* **Exercise task**:
Copy every record below, exactly as written.

* **Information provided**:
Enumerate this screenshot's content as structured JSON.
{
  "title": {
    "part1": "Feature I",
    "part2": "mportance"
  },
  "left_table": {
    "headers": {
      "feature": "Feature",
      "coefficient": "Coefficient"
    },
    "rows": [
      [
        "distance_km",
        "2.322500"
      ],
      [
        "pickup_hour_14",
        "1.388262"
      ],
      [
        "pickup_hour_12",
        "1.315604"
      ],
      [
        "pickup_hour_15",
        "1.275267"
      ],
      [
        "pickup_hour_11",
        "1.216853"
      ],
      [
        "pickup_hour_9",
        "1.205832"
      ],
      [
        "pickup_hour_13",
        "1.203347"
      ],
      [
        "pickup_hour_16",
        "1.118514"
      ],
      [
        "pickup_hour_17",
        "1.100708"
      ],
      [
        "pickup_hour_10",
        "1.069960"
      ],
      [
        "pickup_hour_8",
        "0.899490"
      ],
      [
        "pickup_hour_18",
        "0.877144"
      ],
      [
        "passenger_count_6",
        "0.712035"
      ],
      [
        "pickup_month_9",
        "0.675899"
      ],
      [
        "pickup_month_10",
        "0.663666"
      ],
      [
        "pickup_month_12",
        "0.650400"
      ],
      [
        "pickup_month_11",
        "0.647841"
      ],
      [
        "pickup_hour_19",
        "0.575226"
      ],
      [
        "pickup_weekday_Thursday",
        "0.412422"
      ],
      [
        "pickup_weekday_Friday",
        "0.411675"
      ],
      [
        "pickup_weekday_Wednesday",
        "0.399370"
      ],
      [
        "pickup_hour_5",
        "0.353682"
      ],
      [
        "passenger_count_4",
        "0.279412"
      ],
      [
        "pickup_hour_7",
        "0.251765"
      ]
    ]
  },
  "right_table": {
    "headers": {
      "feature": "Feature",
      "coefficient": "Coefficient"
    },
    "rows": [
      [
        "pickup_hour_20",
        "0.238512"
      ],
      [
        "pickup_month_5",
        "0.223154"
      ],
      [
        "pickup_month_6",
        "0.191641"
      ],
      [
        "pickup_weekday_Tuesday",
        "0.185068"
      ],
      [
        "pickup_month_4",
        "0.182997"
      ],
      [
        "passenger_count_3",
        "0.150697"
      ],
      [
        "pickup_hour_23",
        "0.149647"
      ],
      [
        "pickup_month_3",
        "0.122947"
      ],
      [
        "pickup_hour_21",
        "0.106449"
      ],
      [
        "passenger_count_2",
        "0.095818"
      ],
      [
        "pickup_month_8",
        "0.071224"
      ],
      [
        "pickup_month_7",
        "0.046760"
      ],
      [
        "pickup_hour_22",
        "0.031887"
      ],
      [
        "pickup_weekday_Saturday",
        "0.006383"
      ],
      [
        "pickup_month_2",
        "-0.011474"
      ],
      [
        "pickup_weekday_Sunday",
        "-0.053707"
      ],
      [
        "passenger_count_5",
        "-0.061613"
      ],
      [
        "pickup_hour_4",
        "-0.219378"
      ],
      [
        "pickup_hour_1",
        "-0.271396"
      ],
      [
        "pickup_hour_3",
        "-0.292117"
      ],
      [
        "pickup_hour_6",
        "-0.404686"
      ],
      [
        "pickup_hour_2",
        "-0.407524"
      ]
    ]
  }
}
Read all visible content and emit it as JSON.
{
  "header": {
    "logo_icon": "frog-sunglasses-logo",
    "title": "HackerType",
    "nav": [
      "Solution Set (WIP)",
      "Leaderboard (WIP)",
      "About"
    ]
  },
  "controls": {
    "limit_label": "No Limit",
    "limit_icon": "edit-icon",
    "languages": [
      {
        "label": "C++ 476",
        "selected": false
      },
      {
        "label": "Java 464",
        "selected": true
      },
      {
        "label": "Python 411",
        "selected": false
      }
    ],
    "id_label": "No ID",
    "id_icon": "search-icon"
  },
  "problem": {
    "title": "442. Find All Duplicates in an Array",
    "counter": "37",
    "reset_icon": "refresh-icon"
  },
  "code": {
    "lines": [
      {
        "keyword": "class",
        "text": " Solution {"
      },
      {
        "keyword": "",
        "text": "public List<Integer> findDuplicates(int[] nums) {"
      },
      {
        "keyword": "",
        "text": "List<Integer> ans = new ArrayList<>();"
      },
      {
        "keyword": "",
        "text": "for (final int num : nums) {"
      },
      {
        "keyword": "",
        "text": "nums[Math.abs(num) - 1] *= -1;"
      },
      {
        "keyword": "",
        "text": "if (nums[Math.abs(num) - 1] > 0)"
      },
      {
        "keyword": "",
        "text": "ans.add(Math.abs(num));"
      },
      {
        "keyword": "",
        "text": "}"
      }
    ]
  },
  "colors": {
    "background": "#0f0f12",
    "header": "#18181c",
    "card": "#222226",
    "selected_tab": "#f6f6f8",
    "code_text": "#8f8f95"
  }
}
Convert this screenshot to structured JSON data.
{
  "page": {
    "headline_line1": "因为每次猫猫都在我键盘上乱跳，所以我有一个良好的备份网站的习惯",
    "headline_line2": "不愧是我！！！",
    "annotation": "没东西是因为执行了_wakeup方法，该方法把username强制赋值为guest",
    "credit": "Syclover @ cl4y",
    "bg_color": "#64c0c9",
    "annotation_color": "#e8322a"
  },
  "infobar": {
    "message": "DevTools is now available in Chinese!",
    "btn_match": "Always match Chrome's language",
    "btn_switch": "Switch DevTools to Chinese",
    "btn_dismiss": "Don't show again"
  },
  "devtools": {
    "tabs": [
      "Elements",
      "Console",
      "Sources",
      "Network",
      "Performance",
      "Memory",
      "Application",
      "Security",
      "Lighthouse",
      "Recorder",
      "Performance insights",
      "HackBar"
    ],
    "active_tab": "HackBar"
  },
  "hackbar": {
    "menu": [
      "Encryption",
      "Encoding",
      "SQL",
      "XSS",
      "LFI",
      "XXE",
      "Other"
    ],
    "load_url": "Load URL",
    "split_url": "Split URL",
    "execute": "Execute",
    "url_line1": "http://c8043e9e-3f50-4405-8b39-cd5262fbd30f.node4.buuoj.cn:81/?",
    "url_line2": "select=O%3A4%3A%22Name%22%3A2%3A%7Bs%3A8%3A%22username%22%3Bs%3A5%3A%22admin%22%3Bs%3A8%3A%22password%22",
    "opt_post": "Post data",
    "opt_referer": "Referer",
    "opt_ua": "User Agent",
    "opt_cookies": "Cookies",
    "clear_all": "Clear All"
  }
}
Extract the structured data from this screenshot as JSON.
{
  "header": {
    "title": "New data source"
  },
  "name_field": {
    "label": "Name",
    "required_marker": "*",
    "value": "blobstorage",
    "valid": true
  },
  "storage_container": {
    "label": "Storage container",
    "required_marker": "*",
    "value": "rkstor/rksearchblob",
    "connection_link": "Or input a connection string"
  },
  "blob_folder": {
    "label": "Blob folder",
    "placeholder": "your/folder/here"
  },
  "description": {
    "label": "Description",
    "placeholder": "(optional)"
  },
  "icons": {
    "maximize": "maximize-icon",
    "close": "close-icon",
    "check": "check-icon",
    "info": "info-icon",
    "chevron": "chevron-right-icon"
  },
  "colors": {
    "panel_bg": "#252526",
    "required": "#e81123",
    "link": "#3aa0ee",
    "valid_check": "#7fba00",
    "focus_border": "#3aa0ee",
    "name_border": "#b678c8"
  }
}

* **The response**:
Enumerate this screenshot's content as structured JSON.
{
  "title": {
    "part1": "Feature I",
    "part2": "mportance"
  },
  "left_table": {
    "headers": {
      "feature": "Feature",
      "coefficient": "Coefficient"
    },
    "rows": [
      [
        "distance_km",
        "2.322500"
      ],
      [
        "pickup_hour_14",
        "1.388262"
      ],
      [
        "pickup_hour_12",
        "1.315604"
      ],
      [
        "pickup_hour_15",
        "1.275267"
      ],
      [
        "pickup_hour_11",
        "1.216853"
      ],
      [
        "pickup_hour_9",
        "1.205832"
      ],
      [
        "pickup_hour_13",
        "1.203347"
      ],
      [
        "pickup_hour_16",
        "1.118514"
      ],
      [
        "pickup_hour_17",
        "1.100708"
      ],
      [
        "pickup_hour_10",
        "1.069960"
      ],
      [
        "pickup_hour_8",
        "0.899490"
      ],
      [
        "pickup_hour_18",
        "0.877144"
      ],
      [
        "passenger_count_6",
        "0.712035"
      ],
      [
        "pickup_month_9",
        "0.675899"
      ],
      [
        "pickup_month_10",
        "0.663666"
      ],
      [
        "pickup_month_12",
        "0.650400"
      ],
      [
        "pickup_month_11",
        "0.647841"
      ],
      [
        "pickup_hour_19",
        "0.575226"
      ],
      [
        "pickup_weekday_Thursday",
        "0.412422"
      ],
      [
        "pickup_weekday_Friday",
        "0.411675"
      ],
      [
        "pickup_weekday_Wednesday",
        "0.399370"
      ],
      [
        "pickup_hour_5",
        "0.353682"
      ],
      [
        "passenger_count_4",
        "0.279412"
      ],
      [
        "pickup_hour_7",
        "0.251765"
      ]
    ]
  },
  "right_table": {
    "headers": {
      "feature": "Feature",
      "coefficient": "Coefficient"
    },
    "rows": [
      [
        "pickup_hour_20",
        "0.238512"
      ],
      [
        "pickup_month_5",
        "0.223154"
      ],
      [
        "pickup_month_6",
        "0.191641"
      ],
      [
        "pickup_weekday_Tuesday",
        "0.185068"
      ],
      [
        "pickup_month_4",
        "0.182997"
      ],
      [
        "passenger_count_3",
        "0.150697"
      ],
      [
        "pickup_hour_23",
        "0.149647"
      ],
      [
        "pickup_month_3",
        "0.122947"
      ],
      [
        "pickup_hour_21",
        "0.106449"
      ],
      [
        "passenger_count_2",
        "0.095818"
      ],
      [
        "pickup_month_8",
        "0.071224"
      ],
      [
        "pickup_month_7",
        "0.046760"
      ],
      [
        "pickup_hour_22",
        "0.031887"
      ],
      [
        "pickup_weekday_Saturday",
        "0.006383"
      ],
      [
        "pickup_month_2",
        "-0.011474"
      ],
      [
        "pickup_weekday_Sunday",
        "-0.053707"
      ],
      [
        "passenger_count_5",
        "-0.061613"
      ],
      [
        "pickup_hour_4",
        "-0.219378"
      ],
      [
        "pickup_hour_1",
        "-0.271396"
      ],
      [
        "pickup_hour_3",
        "-0.292117"
      ],
      [
        "pickup_hour_6",
        "-0.404686"
      ],
      [
        "pickup_hour_2",
        "-0.407524"
      ]
    ]
  }
}
Read all visible content and emit it as JSON.
{
  "header": {
    "logo_icon": "frog-sunglasses-logo",
    "title": "HackerType",
    "nav": [
      "Solution Set (WIP)",
      "Leaderboard (WIP)",
      "About"
    ]
  },
  "controls": {
    "limit_label": "No Limit",
    "limit_icon": "edit-icon",
    "languages": [
      {
        "label": "C++ 476",
        "selected": false
      },
      {
        "label": "Java 464",
        "selected": true
      },
      {
        "label": "Python 411",
        "selected": false
      }
    ],
    "id_label": "No ID",
    "id_icon": "search-icon"
  },
  "problem": {
    "title": "442. Find All Duplicates in an Array",
    "counter": "37",
    "reset_icon": "refresh-icon"
  },
  "code": {
    "lines": [
      {
        "keyword": "class",
        "text": " Solution {"
      },
      {
        "keyword": "",
        "text": "public List<Integer> findDuplicates(int[] nums) {"
      },
      {
        "keyword": "",
        "text": "List<Integer> ans = new ArrayList<>();"
      },
      {
        "keyword": "",
        "text": "for (final int num : nums) {"
      },
      {
        "keyword": "",
        "text": "nums[Math.abs(num) - 1] *= -1;"
      },
      {
        "keyword": "",
        "text": "if (nums[Math.abs(num) - 1] > 0)"
      },
      {
        "keyword": "",
        "text": "ans.add(Math.abs(num));"
      },
      {
        "keyword": "",
        "text": "}"
      }
    ]
  },
  "colors": {
    "background": "#0f0f12",
    "header": "#18181c",
    "card": "#222226",
    "selected_tab": "#f6f6f8",
    "code_text": "#8f8f95"
  }
}
Convert this screenshot to structured JSON data.
{
  "page": {
    "headline_line1": "因为每次猫猫都在我键盘上乱跳，所以我有一个良好的备份网站的习惯",
    "headline_line2": "不愧是我！！！",
    "annotation": "没东西是因为执行了_wakeup方法，该方法把username强制赋值为guest",
    "credit": "Syclover @ cl4y",
    "bg_color": "#64c0c9",
    "annotation_color": "#e8322a"
  },
  "infobar": {
    "message": "DevTools is now available in Chinese!",
    "btn_match": "Always match Chrome's language",
    "btn_switch": "Switch DevTools to Chinese",
    "btn_dismiss": "Don't show again"
  },
  "devtools": {
    "tabs": [
      "Elements",
      "Console",
      "Sources",
      "Network",
      "Performance",
      "Memory",
      "Application",
      "Security",
      "Lighthouse",
      "Recorder",
      "Performance insights",
      "HackBar"
    ],
    "active_tab": "HackBar"
  },
  "hackbar": {
    "menu": [
      "Encryption",
      "Encoding",
      "SQL",
      "XSS",
      "LFI",
      "XXE",
      "Other"
    ],
    "load_url": "Load URL",
    "split_url": "Split URL",
    "execute": "Execute",
    "url_line1": "http://c8043e9e-3f50-4405-8b39-cd5262fbd30f.node4.buuoj.cn:81/?",
    "url_line2": "select=O%3A4%3A%22Name%22%3A2%3A%7Bs%3A8%3A%22username%22%3Bs%3A5%3A%22admin%22%3Bs%3A8%3A%22password%22",
    "opt_post": "Post data",
    "opt_referer": "Referer",
    "opt_ua": "User Agent",
    "opt_cookies": "Cookies",
    "clear_all": "Clear All"
  }
}
Extract the structured data from this screenshot as JSON.
{
  "header": {
    "title": "New data source"
  },
  "name_field": {
    "label": "Name",
    "required_marker": "*",
    "value": "blobstorage",
    "valid": true
  },
  "storage_container": {
    "label": "Storage container",
    "required_marker": "*",
    "value": "rkstor/rksearchblob",
    "connection_link": "Or input a connection string"
  },
  "blob_folder": {
    "label": "Blob folder",
    "placeholder": "your/folder/here"
  },
  "description": {
    "label": "Description",
    "placeholder": "(optional)"
  },
  "icons": {
    "maximize": "maximize-icon",
    "close": "close-icon",
    "check": "check-icon",
    "info": "info-icon",
    "chevron": "chevron-right-icon"
  },
  "colors": {
    "panel_bg": "#252526",
    "required": "#e81123",
    "link": "#3aa0ee",
    "valid_check": "#7fba00",
    "focus_border": "#3aa0ee",
    "name_border": "#b678c8"
  }
}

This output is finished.